# START OF Selected excerpt

# 2014 National Convention



## denray (Jan 5, 2008)

2014 NGRC will be at Tampa Florida, they presented a real nice menu of things they have planned to do.
Dennis


----------



## Randy Stone (Jan 2, 2008)

Cool 

That's only 1 1/2 hours away for me.


----------



## Ltotis (Jan 3, 2008)

The NGRC, on the East Coast. I don't believe it. I thought I felt a faint rumbling in the Force. 
LAO


----------



## NW Jim (Jan 2, 2008)

Does anybody know where the 2013 convention will be?


----------



## Bill Swindell (Jan 2, 2008)

Cincinatti


----------



## aceinspp (Jan 2, 2008)

Looks like I can attend the Tampa show also. Got to mark this one down. Later RJD


----------



## old john (Dec 29, 2008)

That's my luck, the 2014 Convention is going to be held only 2 hours from home and the Mayan's have the world ending in 2012!


----------



## John J (Dec 29, 2007)

Posted By old john on 10 Aug 2010 08:13 AM 
That's my luck, the 2014 Convention is going to be held only 2 hours from home and the Mayan's have the world ending in 2012! 
How Sad


----------



## wchasr (Jan 2, 2008)

Hmmm? Cincinatti isn't far from me in relative terms. Too bad the worlds going to end for the Mayans though. 

Chas


----------



## aceinspp (Jan 2, 2008)

Well looks like those folks will miss the shows if they believe in the what the Mayans say. Not me world still be here. Later RJD


----------



## afinegan (Jan 2, 2008)

# END OF Selected excerpt
# START OF Stored records

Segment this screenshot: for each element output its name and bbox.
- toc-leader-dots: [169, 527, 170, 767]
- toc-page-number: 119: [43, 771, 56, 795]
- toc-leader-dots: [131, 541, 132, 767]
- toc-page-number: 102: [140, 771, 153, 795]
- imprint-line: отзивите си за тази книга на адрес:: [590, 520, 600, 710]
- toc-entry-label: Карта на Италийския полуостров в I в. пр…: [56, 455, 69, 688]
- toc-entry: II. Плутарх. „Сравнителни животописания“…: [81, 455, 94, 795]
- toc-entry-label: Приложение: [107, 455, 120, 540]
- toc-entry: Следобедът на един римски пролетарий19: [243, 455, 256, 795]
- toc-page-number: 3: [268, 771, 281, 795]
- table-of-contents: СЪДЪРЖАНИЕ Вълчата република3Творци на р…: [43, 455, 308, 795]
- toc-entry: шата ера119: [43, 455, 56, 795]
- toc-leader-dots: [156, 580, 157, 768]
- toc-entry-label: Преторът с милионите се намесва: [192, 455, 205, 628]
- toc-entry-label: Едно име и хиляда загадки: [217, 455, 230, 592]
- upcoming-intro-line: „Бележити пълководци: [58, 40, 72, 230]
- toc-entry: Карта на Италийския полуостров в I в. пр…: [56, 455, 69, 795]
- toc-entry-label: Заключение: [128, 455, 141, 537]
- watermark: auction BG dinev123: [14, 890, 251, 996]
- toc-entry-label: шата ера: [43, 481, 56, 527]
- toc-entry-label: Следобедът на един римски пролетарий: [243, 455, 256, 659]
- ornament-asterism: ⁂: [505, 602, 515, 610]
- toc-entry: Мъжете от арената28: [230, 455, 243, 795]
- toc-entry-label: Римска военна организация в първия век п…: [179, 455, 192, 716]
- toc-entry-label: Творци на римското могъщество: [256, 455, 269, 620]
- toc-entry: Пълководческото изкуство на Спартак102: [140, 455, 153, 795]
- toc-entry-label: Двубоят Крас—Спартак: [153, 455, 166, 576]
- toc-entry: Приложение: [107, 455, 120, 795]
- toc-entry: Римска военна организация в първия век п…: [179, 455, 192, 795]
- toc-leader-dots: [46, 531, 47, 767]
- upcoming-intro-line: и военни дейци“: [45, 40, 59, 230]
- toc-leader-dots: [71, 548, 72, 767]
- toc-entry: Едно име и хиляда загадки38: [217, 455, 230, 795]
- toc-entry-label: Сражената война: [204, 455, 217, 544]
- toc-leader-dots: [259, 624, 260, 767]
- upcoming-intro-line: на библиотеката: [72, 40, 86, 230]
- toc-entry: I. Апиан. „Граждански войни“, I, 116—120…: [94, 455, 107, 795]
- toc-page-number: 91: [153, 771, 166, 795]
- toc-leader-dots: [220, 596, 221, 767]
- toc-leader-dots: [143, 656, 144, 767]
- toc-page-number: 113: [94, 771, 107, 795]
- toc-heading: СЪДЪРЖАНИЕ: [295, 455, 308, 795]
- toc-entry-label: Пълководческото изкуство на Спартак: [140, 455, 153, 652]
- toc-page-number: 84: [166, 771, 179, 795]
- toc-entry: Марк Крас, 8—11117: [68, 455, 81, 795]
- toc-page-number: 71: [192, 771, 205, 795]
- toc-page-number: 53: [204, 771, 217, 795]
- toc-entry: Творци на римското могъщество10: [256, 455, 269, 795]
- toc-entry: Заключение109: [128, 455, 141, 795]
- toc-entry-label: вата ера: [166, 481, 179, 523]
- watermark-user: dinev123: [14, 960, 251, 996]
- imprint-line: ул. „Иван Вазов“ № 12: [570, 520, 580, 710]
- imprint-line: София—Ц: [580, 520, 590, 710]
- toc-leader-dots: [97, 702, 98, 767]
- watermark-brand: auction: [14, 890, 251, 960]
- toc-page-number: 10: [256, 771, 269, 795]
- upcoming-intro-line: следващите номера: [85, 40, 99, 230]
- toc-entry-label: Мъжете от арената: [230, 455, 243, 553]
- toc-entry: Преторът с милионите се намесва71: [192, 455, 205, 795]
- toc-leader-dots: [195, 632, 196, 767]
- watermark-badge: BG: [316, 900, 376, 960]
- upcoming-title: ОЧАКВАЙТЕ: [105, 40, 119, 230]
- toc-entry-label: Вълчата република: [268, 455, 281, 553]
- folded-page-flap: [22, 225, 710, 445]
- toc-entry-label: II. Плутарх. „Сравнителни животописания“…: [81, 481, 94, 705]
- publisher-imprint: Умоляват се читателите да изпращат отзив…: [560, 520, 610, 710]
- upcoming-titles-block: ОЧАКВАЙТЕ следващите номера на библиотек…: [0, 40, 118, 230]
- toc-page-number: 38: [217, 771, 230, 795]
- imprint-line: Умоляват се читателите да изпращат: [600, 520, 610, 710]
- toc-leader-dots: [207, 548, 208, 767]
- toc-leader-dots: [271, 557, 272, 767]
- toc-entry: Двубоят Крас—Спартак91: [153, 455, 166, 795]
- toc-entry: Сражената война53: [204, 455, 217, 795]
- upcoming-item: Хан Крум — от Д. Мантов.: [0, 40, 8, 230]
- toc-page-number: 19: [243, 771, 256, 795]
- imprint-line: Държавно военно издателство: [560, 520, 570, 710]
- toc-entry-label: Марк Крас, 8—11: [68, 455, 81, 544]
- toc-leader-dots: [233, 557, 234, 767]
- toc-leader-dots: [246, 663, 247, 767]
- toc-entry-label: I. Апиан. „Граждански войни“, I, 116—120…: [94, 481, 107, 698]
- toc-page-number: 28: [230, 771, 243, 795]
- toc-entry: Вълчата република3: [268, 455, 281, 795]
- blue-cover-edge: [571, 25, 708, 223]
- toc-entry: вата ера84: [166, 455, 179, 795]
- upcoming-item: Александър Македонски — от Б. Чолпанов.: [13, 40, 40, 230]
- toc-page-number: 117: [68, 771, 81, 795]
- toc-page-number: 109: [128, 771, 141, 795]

# END OF Stored records
# START OF Stored records

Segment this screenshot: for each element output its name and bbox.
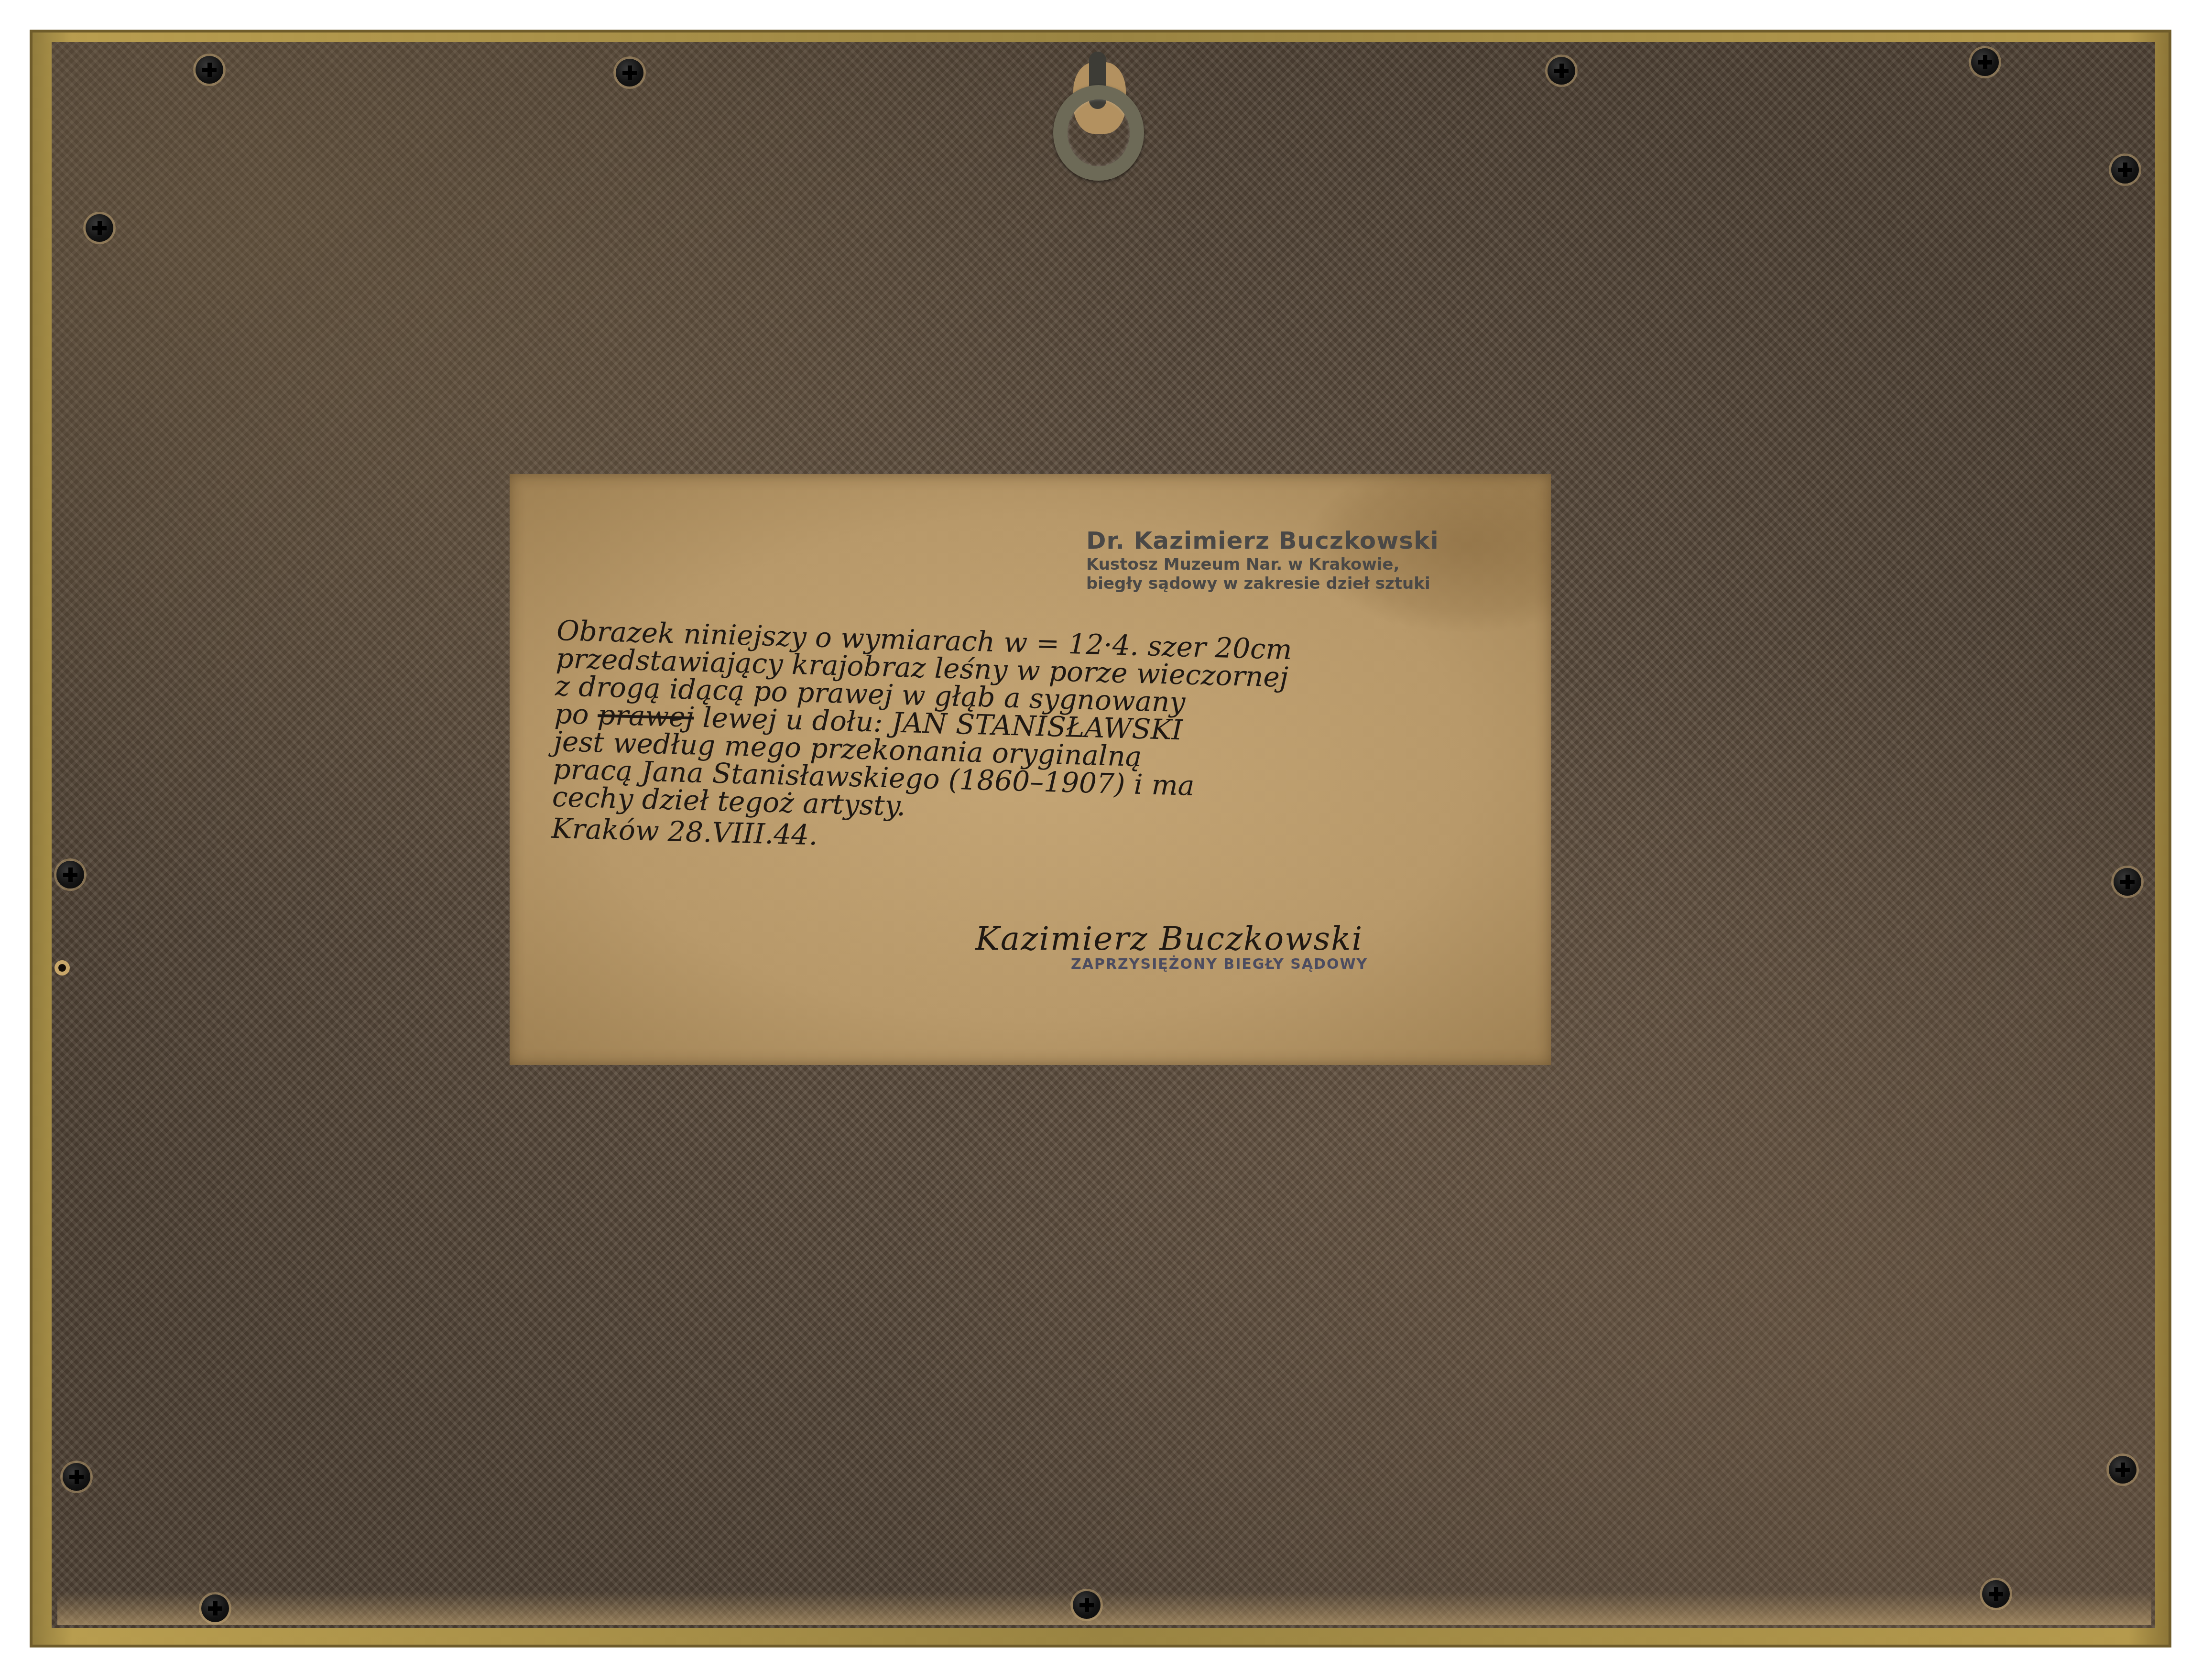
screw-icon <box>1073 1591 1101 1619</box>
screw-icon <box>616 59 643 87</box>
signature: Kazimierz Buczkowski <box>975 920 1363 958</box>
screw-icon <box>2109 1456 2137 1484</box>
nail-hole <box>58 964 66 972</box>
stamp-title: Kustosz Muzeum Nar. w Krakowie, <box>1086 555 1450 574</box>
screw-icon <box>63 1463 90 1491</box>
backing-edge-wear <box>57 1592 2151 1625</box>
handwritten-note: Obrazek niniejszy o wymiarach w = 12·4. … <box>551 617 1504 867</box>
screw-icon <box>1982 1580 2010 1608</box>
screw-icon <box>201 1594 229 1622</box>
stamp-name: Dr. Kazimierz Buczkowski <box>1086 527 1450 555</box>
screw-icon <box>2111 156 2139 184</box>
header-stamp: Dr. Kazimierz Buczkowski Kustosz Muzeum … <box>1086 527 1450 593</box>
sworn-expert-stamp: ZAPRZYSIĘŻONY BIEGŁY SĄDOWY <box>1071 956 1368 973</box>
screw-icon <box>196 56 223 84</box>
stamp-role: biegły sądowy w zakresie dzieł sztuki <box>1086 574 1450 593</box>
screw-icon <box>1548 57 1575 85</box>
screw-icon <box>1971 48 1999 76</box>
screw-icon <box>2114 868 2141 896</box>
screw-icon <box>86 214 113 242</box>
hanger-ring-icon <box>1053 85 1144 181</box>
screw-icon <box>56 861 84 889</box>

# END OF Stored records

:: Required actions ::
A: Summarize the forum thread about the 2014 convention in two sentences.
B: Extend the forum thread about the 2014 convention by writing the next post.

:: Final results ::
A: The 2014 NGRC will be held in Tampa, Florida. Several posters note that it is within a short drive or plan to attend, one is surprised to see it on the East Coast, and others name the site of the 2013 convention and joke about the Mayan prediction that the world will end in 2012.

B:
Since I am building my new track at tradewinds park (south florida) (just got 30% of the wood last weekend so it is a go), I know our club will grow big time, maybe by 2014 our group should have a portable livesteam/electric track to drag up over to tampa! (since the word has gotten out about our new track, people are coming out of the woodwork from all over lol, "If you build it, they will come" is most certainly true! 

4-5 live steamers in the area already! lol (from 0 to my knowledge the last 2 years lol) 

http://www.mylargescale.com/Communi.../114981/afv/topic/afpgj/1/Default.aspx#166056


----------



## aceinspp (Jan 2, 2008)

Well maybe you all will set up a LS track at the convention. later RJD


----------



## livesteam53 (Jan 4, 2008)

Somebody say Steam Track? 
You have more steamers than that in FL. They are hiding in the shadows of the trees. 
Build it and they will come,


----------



## ROUTE 66 (Sep 26, 2008)

Posted By denray on 08 Aug 2010 09:38 AM 
"2014 NGRC will be at Tampa Florida, they presented a real nice menu of things they have planned to do".
Dennis 



* 











That would be nice,is it pretty much etched in stone?,or was that just a presention to possibly bring it here in 2014? Could any more info be provided or is it still too early for the official postings?*


----------



## denray (Jan 5, 2008)

it is a done deal, it was voted on between them or Denver, they won by about 80 percent. 
Dennis


----------



## ROUTE 66 (Sep 26, 2008)

Thank-you for the verifacation...See ya there in 2014!!!!


----------



## caferacer (Jul 22, 2010)

I would like to attend its only a 33800 kilometer round trip for us and real keen to attend and learn more from this hobby caferacer


----------



## Ted Yarbrough (Jan 2, 2008)

Any thoughts on dates? I know the one in Orlando years ago was in April. Can get real hot in Florida in June/July, but when school is in session, it is hard for some families to come.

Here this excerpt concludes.